Exercise input:
----

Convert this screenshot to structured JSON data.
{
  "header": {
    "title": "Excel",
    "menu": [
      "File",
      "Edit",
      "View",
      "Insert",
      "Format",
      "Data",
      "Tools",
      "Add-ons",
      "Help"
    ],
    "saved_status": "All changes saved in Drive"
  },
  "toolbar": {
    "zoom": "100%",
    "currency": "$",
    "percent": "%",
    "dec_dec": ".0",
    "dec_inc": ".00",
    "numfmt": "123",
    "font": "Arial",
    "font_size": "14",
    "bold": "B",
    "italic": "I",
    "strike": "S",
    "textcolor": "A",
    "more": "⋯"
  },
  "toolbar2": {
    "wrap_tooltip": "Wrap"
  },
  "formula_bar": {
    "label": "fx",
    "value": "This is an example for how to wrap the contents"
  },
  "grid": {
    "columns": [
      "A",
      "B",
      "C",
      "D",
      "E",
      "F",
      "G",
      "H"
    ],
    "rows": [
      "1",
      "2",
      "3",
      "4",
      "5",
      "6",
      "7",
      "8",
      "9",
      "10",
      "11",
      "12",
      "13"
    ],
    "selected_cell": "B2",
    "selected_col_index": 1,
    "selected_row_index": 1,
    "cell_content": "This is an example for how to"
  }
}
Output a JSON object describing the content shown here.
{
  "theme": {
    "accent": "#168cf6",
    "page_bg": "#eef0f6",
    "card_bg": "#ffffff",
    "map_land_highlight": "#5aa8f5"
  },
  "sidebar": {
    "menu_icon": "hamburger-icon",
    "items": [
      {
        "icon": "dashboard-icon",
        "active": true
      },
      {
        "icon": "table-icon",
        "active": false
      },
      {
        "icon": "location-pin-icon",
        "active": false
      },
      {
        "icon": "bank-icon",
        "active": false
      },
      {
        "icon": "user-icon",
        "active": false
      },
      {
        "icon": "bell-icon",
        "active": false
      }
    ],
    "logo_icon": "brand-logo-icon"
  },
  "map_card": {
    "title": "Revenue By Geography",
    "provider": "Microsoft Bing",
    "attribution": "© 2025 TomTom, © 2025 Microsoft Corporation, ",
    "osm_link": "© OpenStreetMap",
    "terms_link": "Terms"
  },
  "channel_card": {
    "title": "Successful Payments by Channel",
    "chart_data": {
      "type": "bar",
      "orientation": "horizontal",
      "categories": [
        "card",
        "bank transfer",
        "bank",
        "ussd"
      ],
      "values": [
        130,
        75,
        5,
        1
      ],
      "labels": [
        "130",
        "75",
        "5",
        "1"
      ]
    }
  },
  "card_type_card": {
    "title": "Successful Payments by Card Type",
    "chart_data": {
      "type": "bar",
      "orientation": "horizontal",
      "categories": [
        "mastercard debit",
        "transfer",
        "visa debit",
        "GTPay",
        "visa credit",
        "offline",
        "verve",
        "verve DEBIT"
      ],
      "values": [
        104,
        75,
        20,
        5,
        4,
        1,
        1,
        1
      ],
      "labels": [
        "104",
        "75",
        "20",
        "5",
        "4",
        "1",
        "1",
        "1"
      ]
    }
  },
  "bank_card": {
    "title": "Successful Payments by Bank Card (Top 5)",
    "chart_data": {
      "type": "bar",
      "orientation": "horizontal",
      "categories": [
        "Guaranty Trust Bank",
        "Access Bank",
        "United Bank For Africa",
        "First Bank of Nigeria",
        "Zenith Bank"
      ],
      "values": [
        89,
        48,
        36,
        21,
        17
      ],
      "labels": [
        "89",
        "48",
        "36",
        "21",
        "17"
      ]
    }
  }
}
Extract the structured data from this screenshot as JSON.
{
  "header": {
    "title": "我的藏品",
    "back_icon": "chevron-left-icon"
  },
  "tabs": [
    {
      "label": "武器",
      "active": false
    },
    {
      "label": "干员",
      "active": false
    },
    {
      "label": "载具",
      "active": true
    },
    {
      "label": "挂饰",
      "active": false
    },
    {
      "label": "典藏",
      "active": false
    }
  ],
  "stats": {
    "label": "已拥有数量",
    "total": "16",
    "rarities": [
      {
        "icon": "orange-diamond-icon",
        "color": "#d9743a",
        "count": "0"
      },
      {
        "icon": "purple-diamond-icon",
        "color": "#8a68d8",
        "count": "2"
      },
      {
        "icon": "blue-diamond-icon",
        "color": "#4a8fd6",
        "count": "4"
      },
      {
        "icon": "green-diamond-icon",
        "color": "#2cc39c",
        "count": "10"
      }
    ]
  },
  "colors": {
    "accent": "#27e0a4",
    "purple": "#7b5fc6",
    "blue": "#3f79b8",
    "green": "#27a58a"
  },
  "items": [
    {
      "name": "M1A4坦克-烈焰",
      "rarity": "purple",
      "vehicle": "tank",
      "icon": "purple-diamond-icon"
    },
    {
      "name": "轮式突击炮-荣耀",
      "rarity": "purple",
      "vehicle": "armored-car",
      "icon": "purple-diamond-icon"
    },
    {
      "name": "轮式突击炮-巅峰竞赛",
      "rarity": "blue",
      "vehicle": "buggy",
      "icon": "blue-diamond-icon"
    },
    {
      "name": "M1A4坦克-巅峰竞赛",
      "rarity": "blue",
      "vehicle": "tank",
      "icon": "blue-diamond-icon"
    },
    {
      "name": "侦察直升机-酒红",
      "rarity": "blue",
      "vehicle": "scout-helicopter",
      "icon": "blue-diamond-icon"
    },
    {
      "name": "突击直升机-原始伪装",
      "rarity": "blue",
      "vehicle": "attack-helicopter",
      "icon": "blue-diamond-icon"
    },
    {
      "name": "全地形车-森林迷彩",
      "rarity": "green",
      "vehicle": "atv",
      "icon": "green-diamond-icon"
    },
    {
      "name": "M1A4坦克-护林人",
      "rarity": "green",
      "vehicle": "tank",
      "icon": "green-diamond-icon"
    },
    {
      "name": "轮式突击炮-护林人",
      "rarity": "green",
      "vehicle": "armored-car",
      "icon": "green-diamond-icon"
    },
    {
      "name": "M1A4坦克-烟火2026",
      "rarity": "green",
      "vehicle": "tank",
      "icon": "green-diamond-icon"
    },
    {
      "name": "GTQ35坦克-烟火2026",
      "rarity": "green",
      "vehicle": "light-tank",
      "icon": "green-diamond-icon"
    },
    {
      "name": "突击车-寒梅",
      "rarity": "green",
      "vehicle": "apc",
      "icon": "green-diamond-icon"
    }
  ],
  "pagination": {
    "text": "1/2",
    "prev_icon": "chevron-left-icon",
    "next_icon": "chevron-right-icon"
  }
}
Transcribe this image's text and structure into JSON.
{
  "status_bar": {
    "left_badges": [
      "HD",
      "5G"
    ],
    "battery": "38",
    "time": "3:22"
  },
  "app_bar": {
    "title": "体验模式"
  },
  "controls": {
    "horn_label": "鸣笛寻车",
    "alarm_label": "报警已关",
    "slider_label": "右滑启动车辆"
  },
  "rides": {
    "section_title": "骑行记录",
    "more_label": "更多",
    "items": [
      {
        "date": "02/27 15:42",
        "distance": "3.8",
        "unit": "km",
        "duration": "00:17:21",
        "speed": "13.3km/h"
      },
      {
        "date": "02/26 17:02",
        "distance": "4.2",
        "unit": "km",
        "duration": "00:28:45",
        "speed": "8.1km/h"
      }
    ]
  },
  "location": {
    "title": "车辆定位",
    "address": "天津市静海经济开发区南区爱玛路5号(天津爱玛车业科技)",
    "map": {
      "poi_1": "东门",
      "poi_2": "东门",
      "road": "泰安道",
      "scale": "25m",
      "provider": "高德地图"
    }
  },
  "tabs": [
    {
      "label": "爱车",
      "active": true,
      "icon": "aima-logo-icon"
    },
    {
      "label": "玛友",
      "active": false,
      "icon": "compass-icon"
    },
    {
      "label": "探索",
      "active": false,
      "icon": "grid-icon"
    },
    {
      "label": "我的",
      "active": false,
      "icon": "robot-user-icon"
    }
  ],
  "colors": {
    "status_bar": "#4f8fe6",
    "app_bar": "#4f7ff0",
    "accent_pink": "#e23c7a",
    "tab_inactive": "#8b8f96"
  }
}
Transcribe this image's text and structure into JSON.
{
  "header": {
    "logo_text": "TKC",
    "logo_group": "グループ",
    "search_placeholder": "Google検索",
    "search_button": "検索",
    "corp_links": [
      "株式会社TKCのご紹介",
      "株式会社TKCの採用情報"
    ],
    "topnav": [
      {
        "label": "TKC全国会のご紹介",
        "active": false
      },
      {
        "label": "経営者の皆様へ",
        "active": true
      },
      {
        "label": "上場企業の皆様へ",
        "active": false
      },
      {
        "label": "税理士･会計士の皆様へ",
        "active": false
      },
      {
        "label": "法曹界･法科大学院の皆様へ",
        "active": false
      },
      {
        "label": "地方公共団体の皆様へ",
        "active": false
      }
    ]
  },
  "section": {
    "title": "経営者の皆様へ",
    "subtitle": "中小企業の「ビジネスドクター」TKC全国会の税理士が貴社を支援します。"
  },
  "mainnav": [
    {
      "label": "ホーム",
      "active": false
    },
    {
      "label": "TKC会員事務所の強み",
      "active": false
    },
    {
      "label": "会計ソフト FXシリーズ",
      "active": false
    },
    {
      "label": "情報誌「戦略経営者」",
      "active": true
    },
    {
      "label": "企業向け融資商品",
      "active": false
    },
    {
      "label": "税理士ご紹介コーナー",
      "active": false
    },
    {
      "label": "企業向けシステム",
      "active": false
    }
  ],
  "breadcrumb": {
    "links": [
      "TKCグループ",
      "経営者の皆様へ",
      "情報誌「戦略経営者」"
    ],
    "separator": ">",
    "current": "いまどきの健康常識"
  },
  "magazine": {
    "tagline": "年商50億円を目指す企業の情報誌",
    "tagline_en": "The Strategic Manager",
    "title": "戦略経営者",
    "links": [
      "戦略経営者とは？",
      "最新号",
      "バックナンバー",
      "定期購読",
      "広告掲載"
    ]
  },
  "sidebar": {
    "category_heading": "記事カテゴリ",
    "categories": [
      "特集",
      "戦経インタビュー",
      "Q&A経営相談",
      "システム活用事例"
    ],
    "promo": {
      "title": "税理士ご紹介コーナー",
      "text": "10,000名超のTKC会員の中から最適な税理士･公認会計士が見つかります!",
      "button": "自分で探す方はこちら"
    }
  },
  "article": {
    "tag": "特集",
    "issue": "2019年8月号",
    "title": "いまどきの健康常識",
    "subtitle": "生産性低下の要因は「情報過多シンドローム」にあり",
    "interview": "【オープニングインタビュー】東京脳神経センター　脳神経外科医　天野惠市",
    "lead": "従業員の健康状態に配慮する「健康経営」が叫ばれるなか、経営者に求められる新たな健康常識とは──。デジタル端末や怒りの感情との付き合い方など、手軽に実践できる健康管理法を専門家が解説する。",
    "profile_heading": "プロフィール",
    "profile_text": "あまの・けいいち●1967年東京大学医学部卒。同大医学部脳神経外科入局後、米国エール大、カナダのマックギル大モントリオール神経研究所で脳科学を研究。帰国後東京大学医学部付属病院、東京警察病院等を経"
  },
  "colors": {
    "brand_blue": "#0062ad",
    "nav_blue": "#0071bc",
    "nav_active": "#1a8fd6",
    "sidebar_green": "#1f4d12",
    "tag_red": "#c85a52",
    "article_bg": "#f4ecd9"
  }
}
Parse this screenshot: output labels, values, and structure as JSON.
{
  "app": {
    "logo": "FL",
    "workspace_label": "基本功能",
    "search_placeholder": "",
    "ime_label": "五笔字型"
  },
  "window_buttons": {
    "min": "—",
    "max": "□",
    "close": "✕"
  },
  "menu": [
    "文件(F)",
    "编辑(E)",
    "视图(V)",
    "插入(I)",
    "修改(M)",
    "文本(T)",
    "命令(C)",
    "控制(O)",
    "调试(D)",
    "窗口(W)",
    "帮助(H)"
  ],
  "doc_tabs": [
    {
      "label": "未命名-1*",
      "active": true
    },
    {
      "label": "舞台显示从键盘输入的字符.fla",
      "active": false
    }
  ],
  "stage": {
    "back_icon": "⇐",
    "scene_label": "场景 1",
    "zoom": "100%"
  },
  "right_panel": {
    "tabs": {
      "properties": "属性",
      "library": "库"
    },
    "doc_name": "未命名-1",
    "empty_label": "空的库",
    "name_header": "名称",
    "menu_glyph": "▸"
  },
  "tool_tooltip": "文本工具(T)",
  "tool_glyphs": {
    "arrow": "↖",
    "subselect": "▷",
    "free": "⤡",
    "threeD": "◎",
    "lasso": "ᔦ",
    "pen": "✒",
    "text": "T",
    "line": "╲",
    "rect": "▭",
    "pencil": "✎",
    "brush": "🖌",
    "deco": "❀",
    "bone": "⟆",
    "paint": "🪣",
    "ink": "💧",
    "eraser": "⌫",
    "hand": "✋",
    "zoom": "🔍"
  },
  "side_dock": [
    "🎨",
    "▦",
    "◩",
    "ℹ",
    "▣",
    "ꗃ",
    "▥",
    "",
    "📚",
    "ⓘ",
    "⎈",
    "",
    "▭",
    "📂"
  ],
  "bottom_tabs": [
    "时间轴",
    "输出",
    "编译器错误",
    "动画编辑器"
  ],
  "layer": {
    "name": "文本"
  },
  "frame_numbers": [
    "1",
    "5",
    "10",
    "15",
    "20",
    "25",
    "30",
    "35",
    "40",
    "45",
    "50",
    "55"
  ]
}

----

Extract exactly the lines between the line containing "Parse this screenshot: output" and the end of the data, including both.

Output of the task:
Parse this screenshot: output labels, values, and structure as JSON.
{
  "app": {
    "logo": "FL",
    "workspace_label": "基本功能",
    "search_placeholder": "",
    "ime_label": "五笔字型"
  },
  "window_buttons": {
    "min": "—",
    "max": "□",
    "close": "✕"
  },
  "menu": [
    "文件(F)",
    "编辑(E)",
    "视图(V)",
    "插入(I)",
    "修改(M)",
    "文本(T)",
    "命令(C)",
    "控制(O)",
    "调试(D)",
    "窗口(W)",
    "帮助(H)"
  ],
  "doc_tabs": [
    {
      "label": "未命名-1*",
      "active": true
    },
    {
      "label": "舞台显示从键盘输入的字符.fla",
      "active": false
    }
  ],
  "stage": {
    "back_icon": "⇐",
    "scene_label": "场景 1",
    "zoom": "100%"
  },
  "right_panel": {
    "tabs": {
      "properties": "属性",
      "library": "库"
    },
    "doc_name": "未命名-1",
    "empty_label": "空的库",
    "name_header": "名称",
    "menu_glyph": "▸"
  },
  "tool_tooltip": "文本工具(T)",
  "tool_glyphs": {
    "arrow": "↖",
    "subselect": "▷",
    "free": "⤡",
    "threeD": "◎",
    "lasso": "ᔦ",
    "pen": "✒",
    "text": "T",
    "line": "╲",
    "rect": "▭",
    "pencil": "✎",
    "brush": "🖌",
    "deco": "❀",
    "bone": "⟆",
    "paint": "🪣",
    "ink": "💧",
    "eraser": "⌫",
    "hand": "✋",
    "zoom": "🔍"
  },
  "side_dock": [
    "🎨",
    "▦",
    "◩",
    "ℹ",
    "▣",
    "ꗃ",
    "▥",
    "",
    "📚",
    "ⓘ",
    "⎈",
    "",
    "▭",
    "📂"
  ],
  "bottom_tabs": [
    "时间轴",
    "输出",
    "编译器错误",
    "动画编辑器"
  ],
  "layer": {
    "name": "文本"
  },
  "frame_numbers": [
    "1",
    "5",
    "10",
    "15",
    "20",
    "25",
    "30",
    "35",
    "40",
    "45",
    "50",
    "55"
  ]
}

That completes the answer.